** Begin INPUT MATERIAL **

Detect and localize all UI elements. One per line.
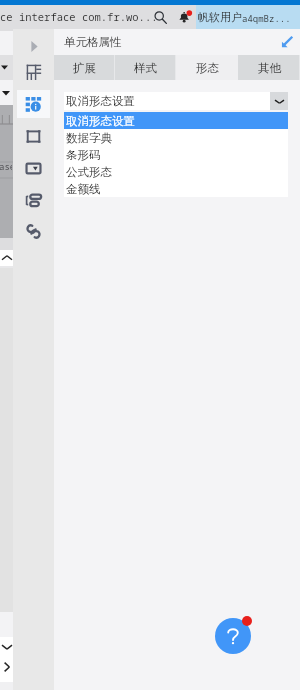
button[interactable]: 取消形态设置 [64,112,288,129]
button[interactable]: 公式形态 [64,163,288,180]
button[interactable]: 数据字典 [64,129,288,146]
button[interactable]: 条形码 [64,146,288,163]
button[interactable]: Expand [25,36,43,56]
button[interactable]: Frame [17,57,50,85]
button[interactable]: 金额线 [64,180,288,197]
button[interactable]: Search [149,5,171,29]
button[interactable]: Hyperlink [17,217,50,245]
staticText: 取消形态设置 [66,114,135,128]
staticText: a4qmBz... [242,12,291,24]
button[interactable]: 扩展 [54,55,115,80]
button[interactable]: 取消形态设置 [64,92,288,110]
staticText: 条形码 [66,148,101,162]
button[interactable]: 其他 [238,55,300,80]
staticText: 形态 [196,61,219,75]
staticText: ase [0,160,12,172]
staticText: 其他 [258,61,281,75]
button[interactable]: 样式 [115,55,176,80]
button[interactable]: Collapse panel [279,34,295,50]
button[interactable]: Layout [17,186,50,214]
staticText: 取消形态设置 [66,94,135,108]
staticText: 公式形态 [66,165,112,179]
staticText: 样式 [134,61,157,75]
staticText: 单元格属性 [64,35,122,49]
staticText: 数据字典 [66,131,112,145]
staticText: 金额线 [66,182,101,196]
staticText: ce interface com.fr.wo... [0,10,158,24]
button[interactable]: 形态 [176,55,238,80]
button[interactable]: Notifications [174,5,196,29]
staticText: 扩展 [73,61,96,75]
button[interactable]: Widget [17,154,50,182]
button[interactable]: Cell attributes [17,90,50,118]
button[interactable]: Border [17,122,50,150]
button[interactable]: Help [215,618,251,654]
staticText: 帆软用户 [198,10,242,24]
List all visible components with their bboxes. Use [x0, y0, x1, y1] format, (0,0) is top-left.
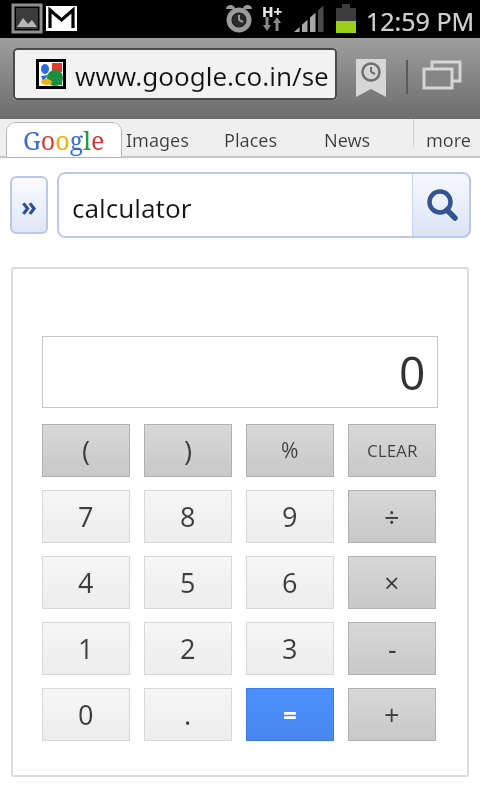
button[interactable]: News — [324, 128, 371, 153]
button[interactable]: 4 — [42, 556, 130, 609]
staticText: 5 — [180, 564, 196, 601]
button[interactable] — [356, 59, 386, 97]
button[interactable]: 9 — [246, 490, 334, 543]
staticText: . — [184, 696, 192, 733]
staticText: 9 — [282, 498, 298, 535]
staticText: H+ — [262, 1, 283, 21]
button[interactable]: Images — [126, 128, 189, 153]
staticText: ) — [184, 432, 193, 469]
button[interactable]: % — [246, 424, 334, 477]
button[interactable]: more — [426, 128, 471, 153]
staticText: Google — [23, 123, 105, 157]
button[interactable]: ÷ — [348, 490, 436, 543]
button[interactable]: Google — [6, 122, 122, 158]
staticText: 2 — [180, 630, 196, 667]
staticText: + — [384, 696, 400, 733]
staticText: 0 — [78, 696, 94, 733]
staticText: 7 — [78, 498, 94, 535]
button[interactable]: × — [348, 556, 436, 609]
button[interactable]: . — [144, 688, 232, 741]
button[interactable]: ) — [144, 424, 232, 477]
button[interactable]: calculator — [57, 172, 471, 238]
button[interactable]: - — [348, 622, 436, 675]
button[interactable]: 2 — [144, 622, 232, 675]
staticText: » — [21, 188, 37, 223]
button[interactable]: ( — [42, 424, 130, 477]
staticText: calculator — [72, 190, 192, 225]
staticText: 6 — [282, 564, 298, 601]
button[interactable]: Places — [224, 128, 278, 153]
staticText: × — [384, 564, 400, 601]
staticText: % — [281, 436, 299, 465]
staticText: 12:59 PM — [366, 4, 475, 38]
staticText: 8 — [180, 498, 196, 535]
button[interactable]: 8 — [144, 490, 232, 543]
staticText: 1 — [78, 630, 94, 667]
button[interactable]: www.google.co.in/se — [13, 48, 337, 100]
button[interactable]: 0 — [42, 688, 130, 741]
staticText: 3 — [282, 630, 298, 667]
staticText: ÷ — [384, 498, 400, 535]
button[interactable]: CLEAR — [348, 424, 436, 477]
staticText: = — [283, 698, 297, 731]
button[interactable]: + — [348, 688, 436, 741]
button[interactable]: » — [10, 176, 48, 234]
staticText: 0 — [399, 341, 426, 404]
button[interactable]: 1 — [42, 622, 130, 675]
staticText: 4 — [78, 564, 94, 601]
staticText: CLEAR — [367, 439, 418, 462]
button[interactable]: 5 — [144, 556, 232, 609]
button[interactable]: 7 — [42, 490, 130, 543]
button[interactable] — [424, 62, 462, 90]
staticText: www.google.co.in/se — [75, 58, 329, 93]
button[interactable]: = — [246, 688, 334, 741]
button[interactable]: 6 — [246, 556, 334, 609]
staticText: - — [388, 630, 397, 667]
button[interactable]: 3 — [246, 622, 334, 675]
staticText: ( — [82, 432, 91, 469]
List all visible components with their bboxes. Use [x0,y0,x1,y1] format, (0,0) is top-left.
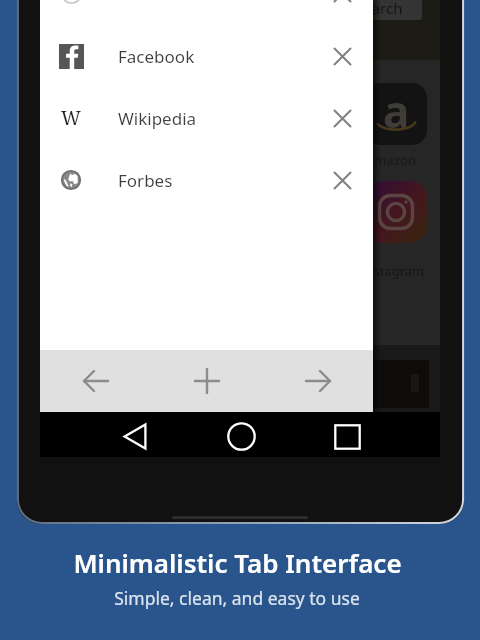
button[interactable]: Close Amazon [311,0,373,24]
staticText: Instagram [361,262,425,280]
staticText: Forbes [118,169,173,192]
button[interactable]: Home [219,414,263,459]
staticText: Minimalistic Tab Interface [73,545,402,580]
staticText: W [61,105,81,131]
button[interactable]: W [40,87,373,149]
button[interactable]: Close Facebook [311,25,373,87]
button[interactable]: Close Wikipedia [311,87,373,149]
button[interactable]: Facebook [40,25,373,87]
button[interactable]: Close Forbes [311,149,373,211]
staticText: Facebook [118,45,195,68]
button[interactable]: New tab [151,350,262,412]
button[interactable]: Back [113,414,157,459]
staticText: Search [355,0,403,18]
button[interactable]: Forward [262,350,373,412]
button[interactable]: Back [40,350,151,412]
staticText: a [383,83,410,141]
staticText: Amazon [366,151,416,169]
button[interactable]: Recents [325,414,369,459]
staticText: Wikipedia [118,107,197,130]
button[interactable]: Amazon [40,0,373,24]
staticText: Simple, clean, and easy to use [114,586,360,610]
button[interactable]: Forbes [40,149,373,211]
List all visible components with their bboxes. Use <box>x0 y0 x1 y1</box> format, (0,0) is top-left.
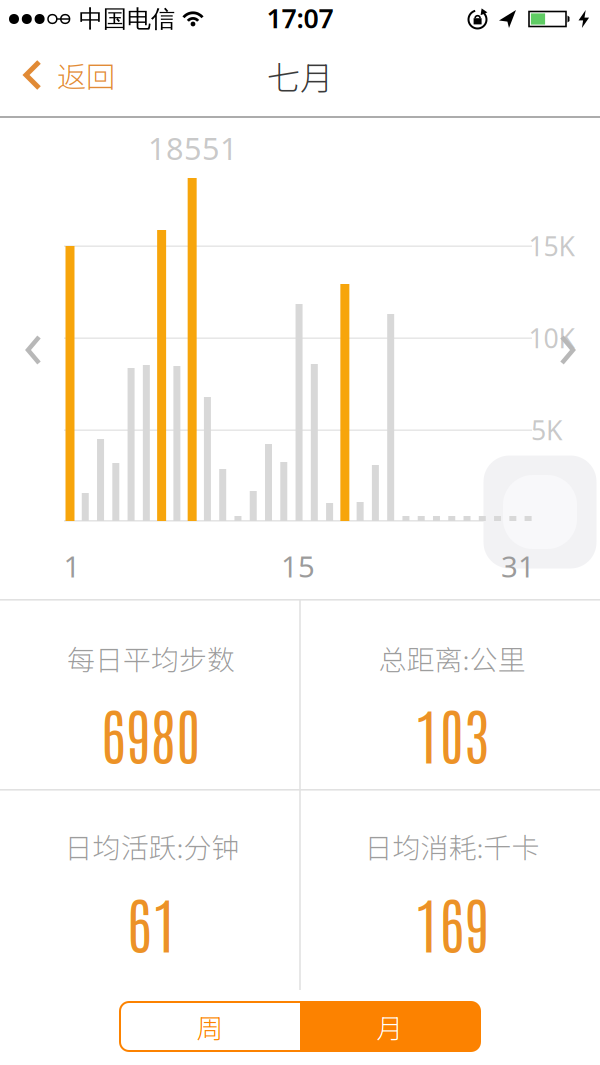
staticText: 七月 <box>267 52 333 100</box>
staticText: 5K <box>531 412 563 448</box>
staticText: 月 <box>376 1007 404 1046</box>
staticText: 103 <box>414 694 490 772</box>
staticText: 日均消耗:千卡 <box>364 826 540 866</box>
staticText: 总距离:公里 <box>378 638 526 678</box>
staticText: 15K <box>528 228 576 264</box>
staticText: 1 <box>64 546 80 586</box>
staticText: 17:07 <box>266 0 334 36</box>
staticText: 15 <box>281 546 315 586</box>
button[interactable]: 月 <box>301 1003 479 1050</box>
staticText: 6980 <box>101 694 201 772</box>
staticText: 周 <box>196 1007 224 1046</box>
button[interactable]: 上个月 <box>25 335 43 365</box>
button[interactable]: 返回 <box>22 59 126 91</box>
staticText: 返回 <box>57 54 115 96</box>
button[interactable]: 周 <box>121 1003 299 1050</box>
button[interactable]: 下个月 <box>558 335 576 365</box>
staticText: 18551 <box>148 128 238 168</box>
staticText: 61 <box>127 883 177 961</box>
staticText: 日均活跃:分钟 <box>64 826 240 866</box>
staticText: 169 <box>414 883 490 961</box>
staticText: 每日平均步数 <box>67 638 235 678</box>
staticText: 中国电信 <box>79 4 175 34</box>
staticText: 31 <box>501 546 535 586</box>
staticText: 10K <box>528 320 576 356</box>
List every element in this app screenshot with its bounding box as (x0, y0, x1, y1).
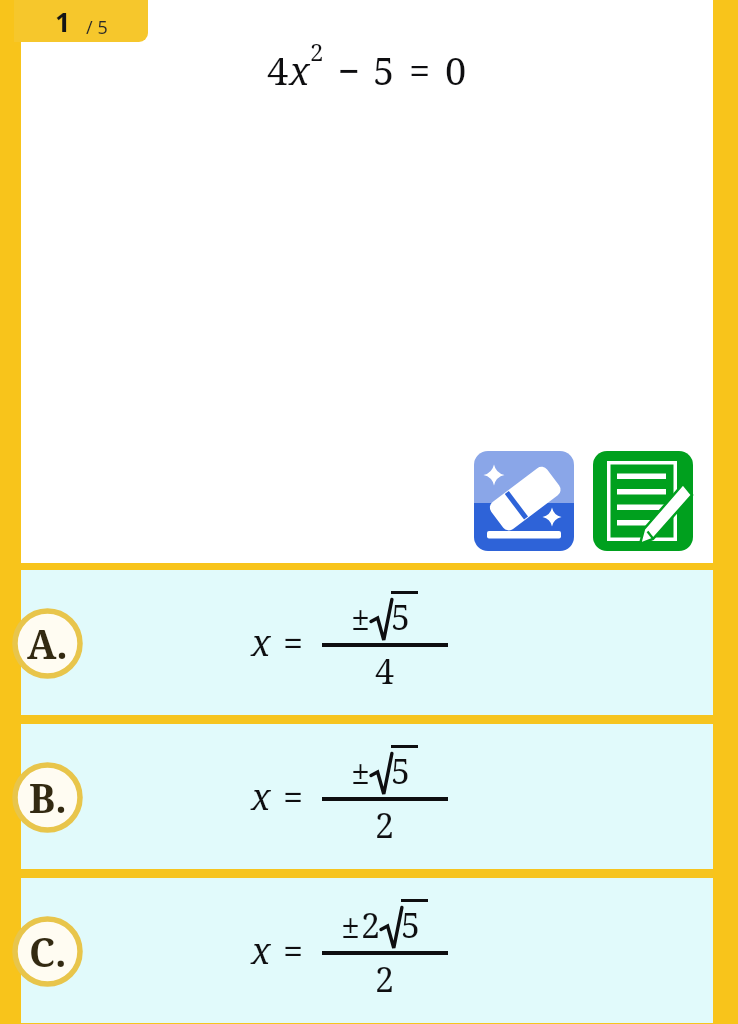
staticText: 5 (391, 594, 411, 640)
staticText: = (283, 618, 304, 667)
button[interactable]: x (21, 570, 713, 715)
staticText: B. (29, 771, 67, 824)
staticText: = (409, 44, 431, 96)
staticText: / 5 (86, 15, 108, 40)
staticText: 2 (375, 802, 395, 848)
button[interactable]: 1 (14, 0, 148, 42)
staticText: − (338, 44, 361, 96)
staticText: 1 (55, 3, 71, 40)
staticText: 0 (445, 44, 467, 96)
staticText: x (251, 772, 271, 821)
button[interactable]: Erase drawing (474, 451, 574, 551)
staticText: ± (351, 594, 371, 640)
button[interactable]: Open notes (593, 451, 693, 551)
staticText: C. (29, 925, 67, 978)
staticText: 5 (401, 902, 421, 948)
button[interactable]: x (21, 724, 713, 869)
button[interactable]: A. (11, 607, 84, 680)
staticText: 4 (267, 44, 289, 96)
staticText: x (251, 618, 271, 667)
staticText: 4 (375, 648, 395, 694)
button[interactable]: C. (11, 915, 84, 988)
button[interactable]: B. (11, 761, 84, 834)
staticText: x (251, 926, 271, 975)
staticText: 2 (375, 956, 395, 1002)
staticText: = (283, 926, 304, 975)
staticText: 2 (310, 35, 324, 68)
staticText: ± (341, 902, 361, 948)
staticText: ± (351, 748, 371, 794)
staticText: = (283, 772, 304, 821)
staticText: 5 (373, 44, 395, 96)
staticText: A. (27, 617, 68, 670)
staticText: 2 (361, 902, 381, 948)
staticText: 5 (391, 748, 411, 794)
staticText: x (289, 44, 310, 96)
button[interactable]: x (21, 878, 713, 1023)
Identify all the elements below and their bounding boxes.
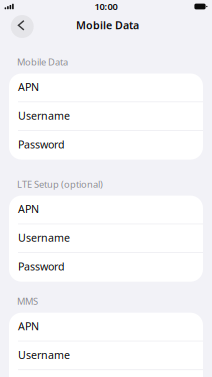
staticText: Mobile Data: [17, 56, 68, 68]
staticText: APN: [18, 202, 39, 216]
staticText: Password: [18, 259, 65, 274]
staticText: APN: [18, 319, 39, 333]
button[interactable]: APN: [9, 313, 203, 341]
staticText: Username: [18, 231, 70, 245]
button[interactable]: Username: [9, 224, 203, 253]
button[interactable]: Back: [10, 15, 34, 38]
button[interactable]: APN: [9, 74, 203, 102]
staticText: MMS: [17, 295, 38, 307]
staticText: 10:00: [94, 0, 118, 13]
staticText: Mobile Data: [76, 18, 139, 32]
button[interactable]: Password: [9, 253, 203, 282]
staticText: APN: [18, 80, 39, 94]
staticText: Username: [18, 108, 70, 123]
staticText: LTE Setup (optional): [17, 178, 103, 190]
staticText: Password: [18, 137, 65, 151]
staticText: Username: [18, 348, 70, 362]
button[interactable]: Password: [9, 131, 203, 160]
button[interactable]: Username: [9, 102, 203, 131]
button[interactable]: Username: [9, 341, 203, 370]
button[interactable]: APN: [9, 196, 203, 224]
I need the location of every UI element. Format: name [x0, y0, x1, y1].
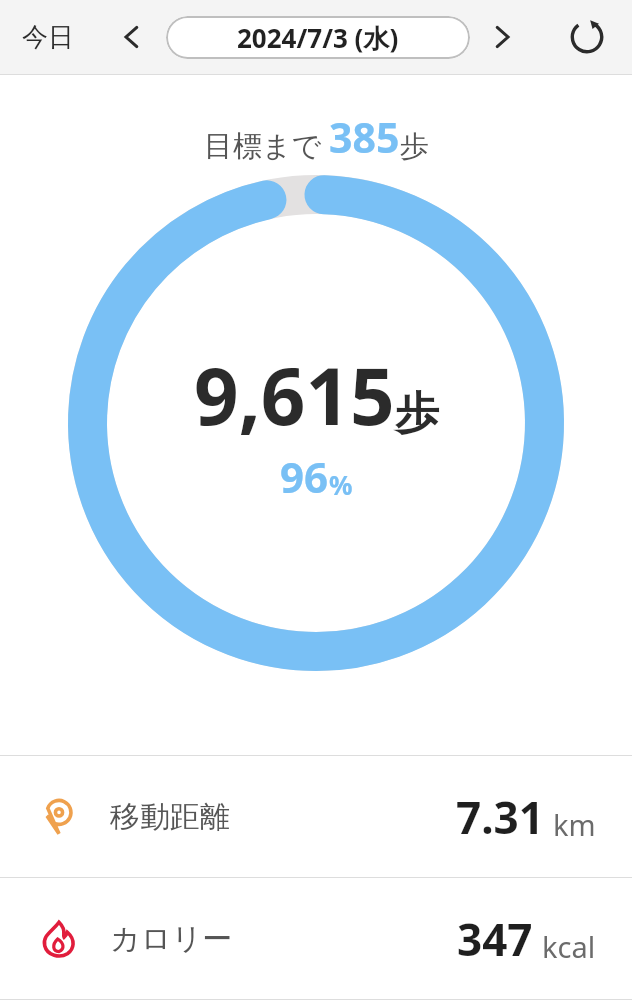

** End INPUT MATERIAL **

In the entries above, take the lines from the line with "button[interactable]: 取消形态设置 [64,112,288,129]" up to and including the line with "button[interactable]: 金额线 [64,180,288,197]", and substitute "Border" for "Frame". Give back only those lines, with nothing else changed.

button[interactable]: 取消形态设置 [64,112,288,129]
button[interactable]: 公式形态 [64,163,288,180]
button[interactable]: 数据字典 [64,129,288,146]
button[interactable]: 条形码 [64,146,288,163]
button[interactable]: Expand [25,36,43,56]
button[interactable]: Border [17,57,50,85]
button[interactable]: 金额线 [64,180,288,197]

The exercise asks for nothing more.